▶ _Given instruction_: Transcribe the whole listing below without changing a word, but leave out every image.

▶ _Available data_:
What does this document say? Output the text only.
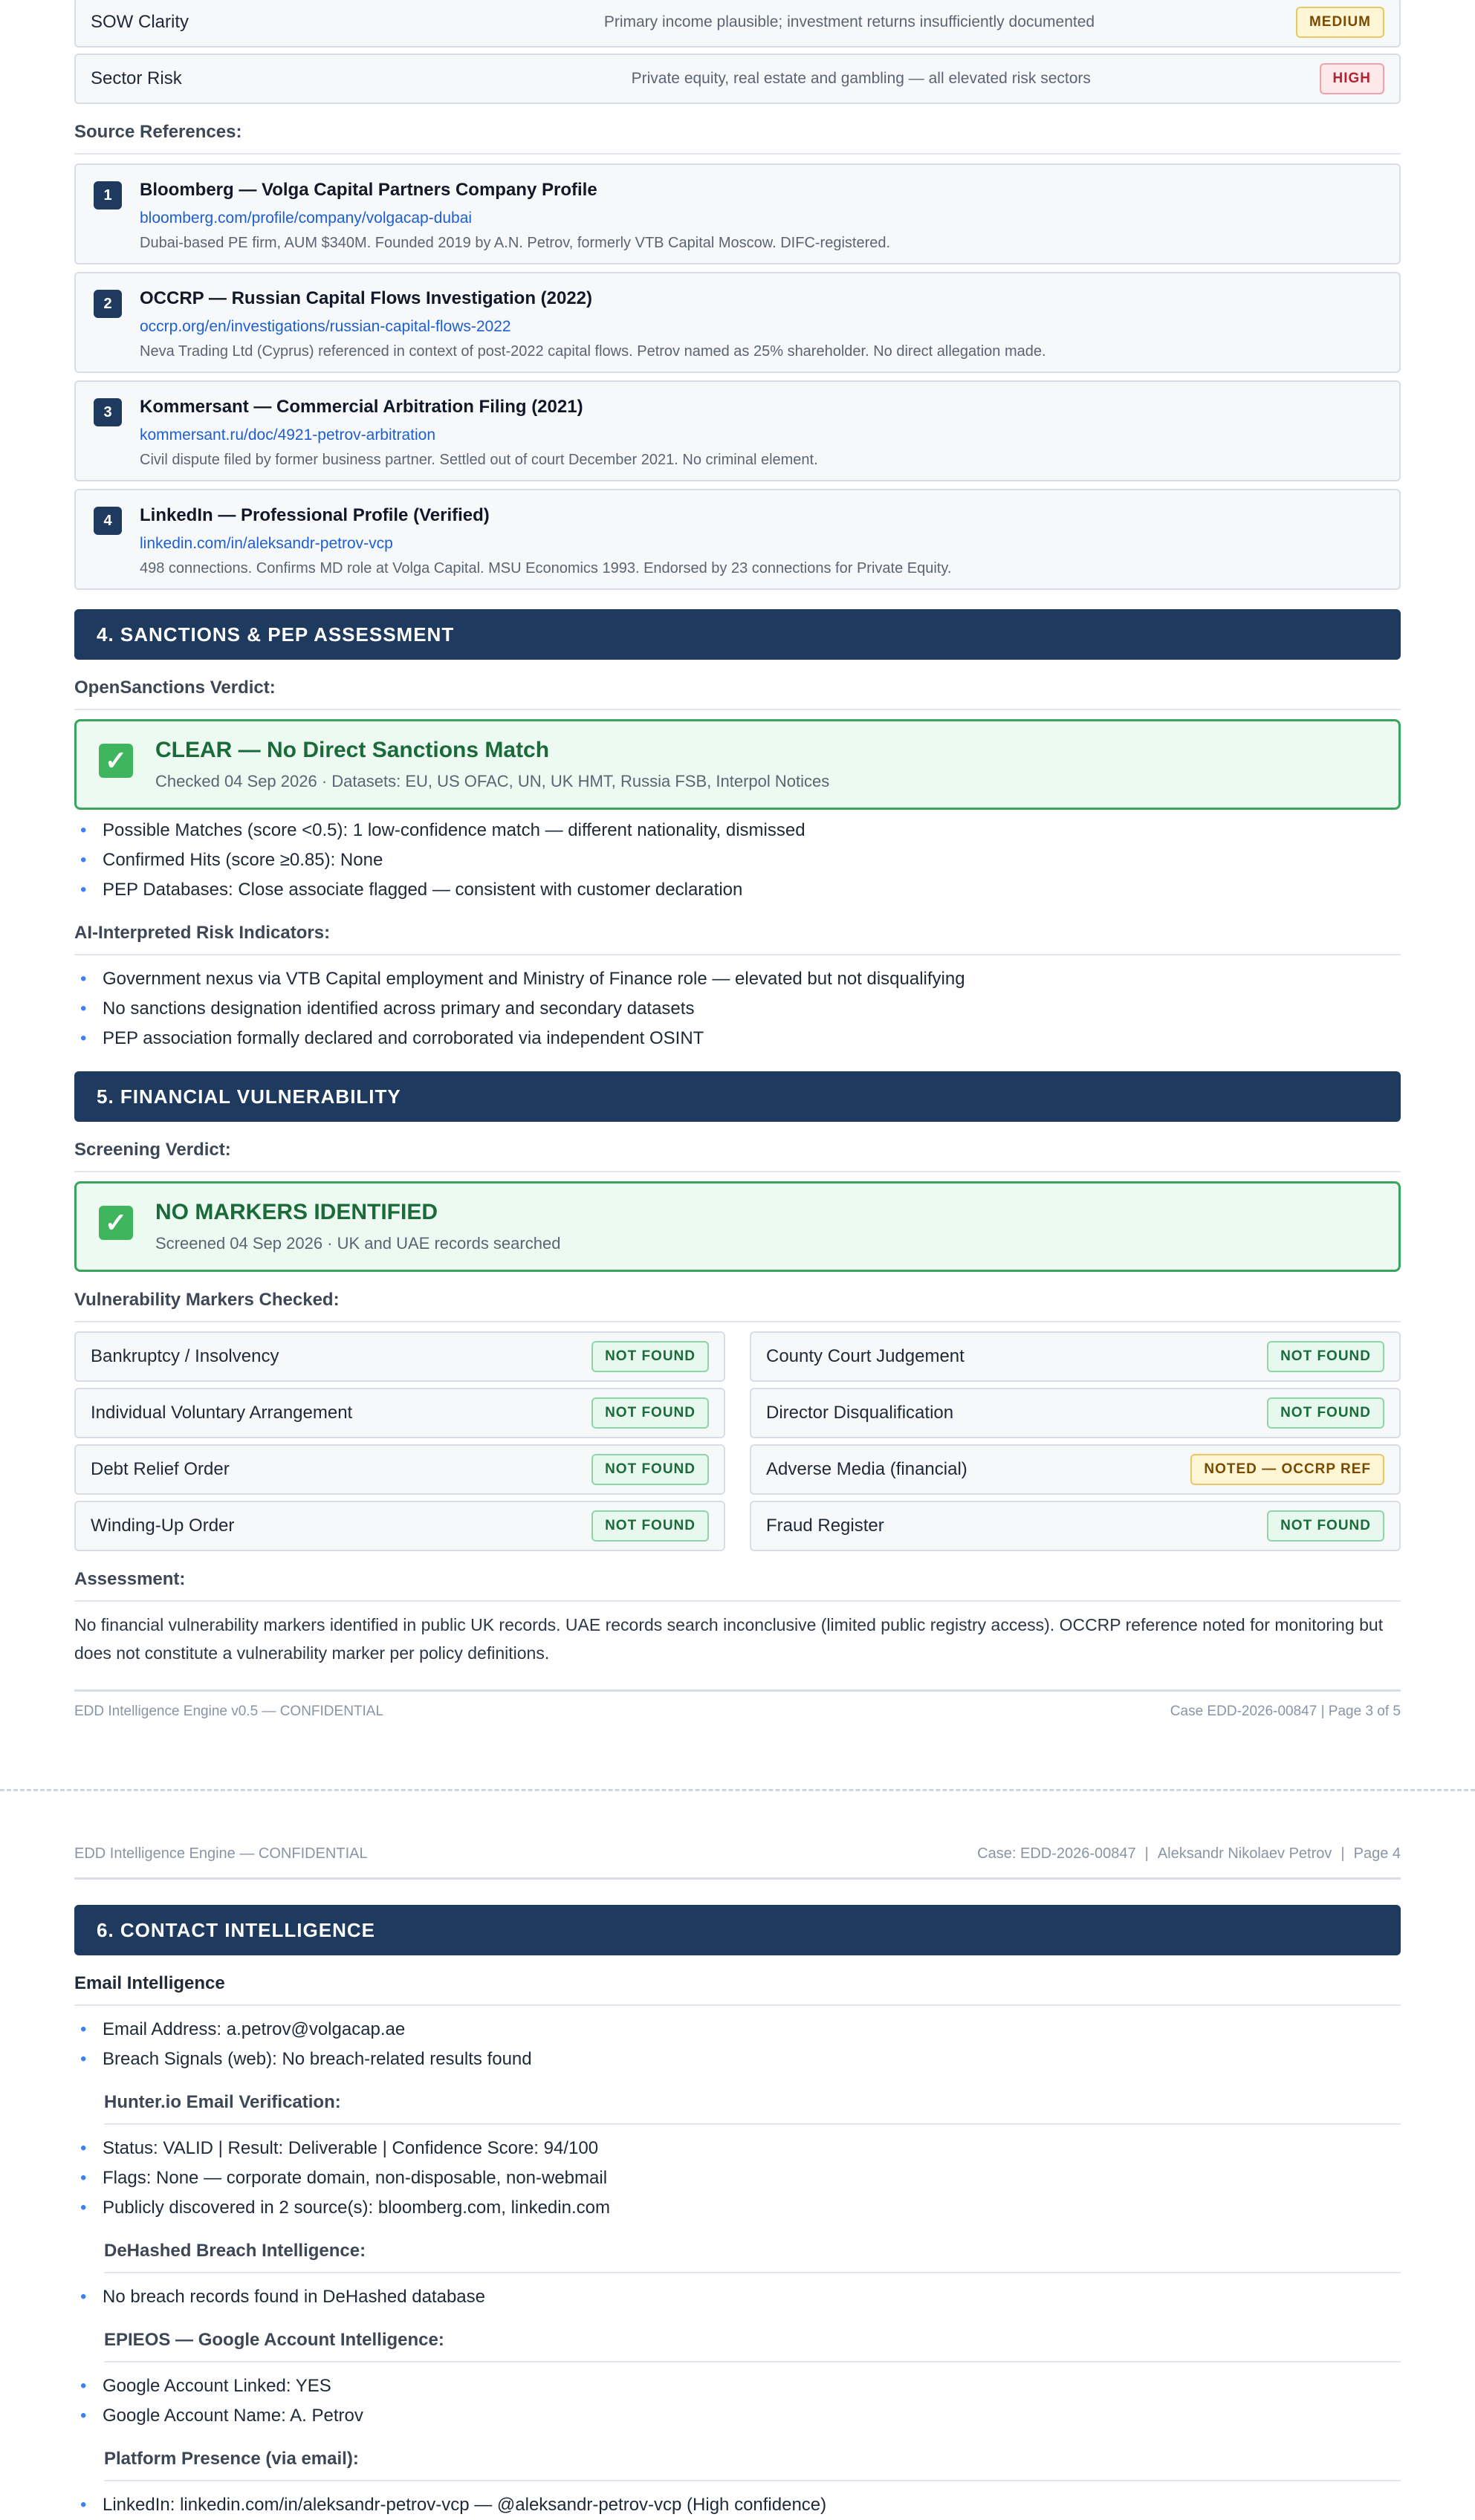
SOW Clarity	Primary income plausible; investment returns insufficiently documented	MEDIUM
Sector Risk	Private equity, real estate and gambling — all elevated risk sectors	HIGH
Source References:
1	Bloomberg — Volga Capital Partners Company Profile
bloomberg.com/profile/company/volgacap-dubai
Dubai-based PE firm, AUM $340M. Founded 2019 by A.N. Petrov, formerly VTB Capital Moscow. DIFC-registered.
2	OCCRP — Russian Capital Flows Investigation (2022)
occrp.org/en/investigations/russian-capital-flows-2022
Neva Trading Ltd (Cyprus) referenced in context of post-2022 capital flows. Petrov named as 25% shareholder. No direct allegation made.
3	Kommersant — Commercial Arbitration Filing (2021)
kommersant.ru/doc/4921-petrov-arbitration
Civil dispute filed by former business partner. Settled out of court December 2021. No criminal element.
4	LinkedIn — Professional Profile (Verified)
linkedin.com/in/aleksandr-petrov-vcp
498 connections. Confirms MD role at Volga Capital. MSU Economics 1993. Endorsed by 23 connections for Private Equity.
4. SANCTIONS & PEP ASSESSMENT
OpenSanctions Verdict:
✓ CLEAR — No Direct Sanctions Match
Checked 04 Sep 2026 · Datasets: EU, US OFAC, UN, UK HMT, Russia FSB, Interpol Notices
• Possible Matches (score <0.5): 1 low-confidence match — different nationality, dismissed
• Confirmed Hits (score ≥0.85): None
• PEP Databases: Close associate flagged — consistent with customer declaration
AI-Interpreted Risk Indicators:
• Government nexus via VTB Capital employment and Ministry of Finance role — elevated but not disqualifying
• No sanctions designation identified across primary and secondary datasets
• PEP association formally declared and corroborated via independent OSINT
5. FINANCIAL VULNERABILITY
Screening Verdict:
✓ NO MARKERS IDENTIFIED
Screened 04 Sep 2026 · UK and UAE records searched
Vulnerability Markers Checked:
Bankruptcy / Insolvency	NOT FOUND	County Court Judgement	NOT FOUND
Individual Voluntary Arrangement	NOT FOUND	Director Disqualification	NOT FOUND
Debt Relief Order	NOT FOUND	Adverse Media (financial)	NOTED — OCCRP REF
Winding-Up Order	NOT FOUND	Fraud Register	NOT FOUND
Assessment:
No financial vulnerability markers identified in public UK records. UAE records search inconclusive (limited public registry access). OCCRP reference noted for monitoring but does not constitute a vulnerability marker per policy definitions.
EDD Intelligence Engine v0.5 — CONFIDENTIAL	Case EDD-2026-00847 | Page 3 of 5
EDD Intelligence Engine — CONFIDENTIAL	Case: EDD-2026-00847 | Aleksandr Nikolaev Petrov | Page 4
6. CONTACT INTELLIGENCE
Email Intelligence
• Email Address: a.petrov@volgacap.ae
• Breach Signals (web): No breach-related results found
Hunter.io Email Verification:
• Status: VALID | Result: Deliverable | Confidence Score: 94/100
• Flags: None — corporate domain, non-disposable, non-webmail
• Publicly discovered in 2 source(s): bloomberg.com, linkedin.com
DeHashed Breach Intelligence:
• No breach records found in DeHashed database
EPIEOS — Google Account Intelligence:
• Google Account Linked: YES
• Google Account Name: A. Petrov
Platform Presence (via email):
• LinkedIn: linkedin.com/in/aleksandr-petrov-vcp — @aleksandr-petrov-vcp (High confidence)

▶ _Solution to the problem_:
What does this document say? Output the text only.
SOW Clarity	Primary income plausible; investment returns insufficiently documented	MEDIUM
Sector Risk	Private equity, real estate and gambling — all elevated risk sectors	HIGH
Source References:
1	Bloomberg — Volga Capital Partners Company Profile
bloomberg.com/profile/company/volgacap-dubai
Dubai-based PE firm, AUM $340M. Founded 2019 by A.N. Petrov, formerly VTB Capital Moscow. DIFC-registered.
2	OCCRP — Russian Capital Flows Investigation (2022)
occrp.org/en/investigations/russian-capital-flows-2022
Neva Trading Ltd (Cyprus) referenced in context of post-2022 capital flows. Petrov named as 25% shareholder. No direct allegation made.
3	Kommersant — Commercial Arbitration Filing (2021)
kommersant.ru/doc/4921-petrov-arbitration
Civil dispute filed by former business partner. Settled out of court December 2021. No criminal element.
4	LinkedIn — Professional Profile (Verified)
linkedin.com/in/aleksandr-petrov-vcp
498 connections. Confirms MD role at Volga Capital. MSU Economics 1993. Endorsed by 23 connections for Private Equity.
4. SANCTIONS & PEP ASSESSMENT
OpenSanctions Verdict:
✓ CLEAR — No Direct Sanctions Match
Checked 04 Sep 2026 · Datasets: EU, US OFAC, UN, UK HMT, Russia FSB, Interpol Notices
• Possible Matches (score <0.5): 1 low-confidence match — different nationality, dismissed
• Confirmed Hits (score ≥0.85): None
• PEP Databases: Close associate flagged — consistent with customer declaration
AI-Interpreted Risk Indicators:
• Government nexus via VTB Capital employment and Ministry of Finance role — elevated but not disqualifying
• No sanctions designation identified across primary and secondary datasets
• PEP association formally declared and corroborated via independent OSINT
5. FINANCIAL VULNERABILITY
Screening Verdict:
✓ NO MARKERS IDENTIFIED
Screened 04 Sep 2026 · UK and UAE records searched
Vulnerability Markers Checked:
Bankruptcy / Insolvency	NOT FOUND	County Court Judgement	NOT FOUND
Individual Voluntary Arrangement	NOT FOUND	Director Disqualification	NOT FOUND
Debt Relief Order	NOT FOUND	Adverse Media (financial)	NOTED — OCCRP REF
Winding-Up Order	NOT FOUND	Fraud Register	NOT FOUND
Assessment:
No financial vulnerability markers identified in public UK records. UAE records search inconclusive (limited public registry access). OCCRP reference noted for monitoring but does not constitute a vulnerability marker per policy definitions.
EDD Intelligence Engine v0.5 — CONFIDENTIAL	Case EDD-2026-00847 | Page 3 of 5
EDD Intelligence Engine — CONFIDENTIAL	Case: EDD-2026-00847 | Aleksandr Nikolaev Petrov | Page 4
6. CONTACT INTELLIGENCE
Email Intelligence
• Email Address: a.petrov@volgacap.ae
• Breach Signals (web): No breach-related results found
Hunter.io Email Verification:
• Status: VALID | Result: Deliverable | Confidence Score: 94/100
• Flags: None — corporate domain, non-disposable, non-webmail
• Publicly discovered in 2 source(s): bloomberg.com, linkedin.com
DeHashed Breach Intelligence:
• No breach records found in DeHashed database
EPIEOS — Google Account Intelligence:
• Google Account Linked: YES
• Google Account Name: A. Petrov
Platform Presence (via email):
• LinkedIn: linkedin.com/in/aleksandr-petrov-vcp — @aleksandr-petrov-vcp (High confidence)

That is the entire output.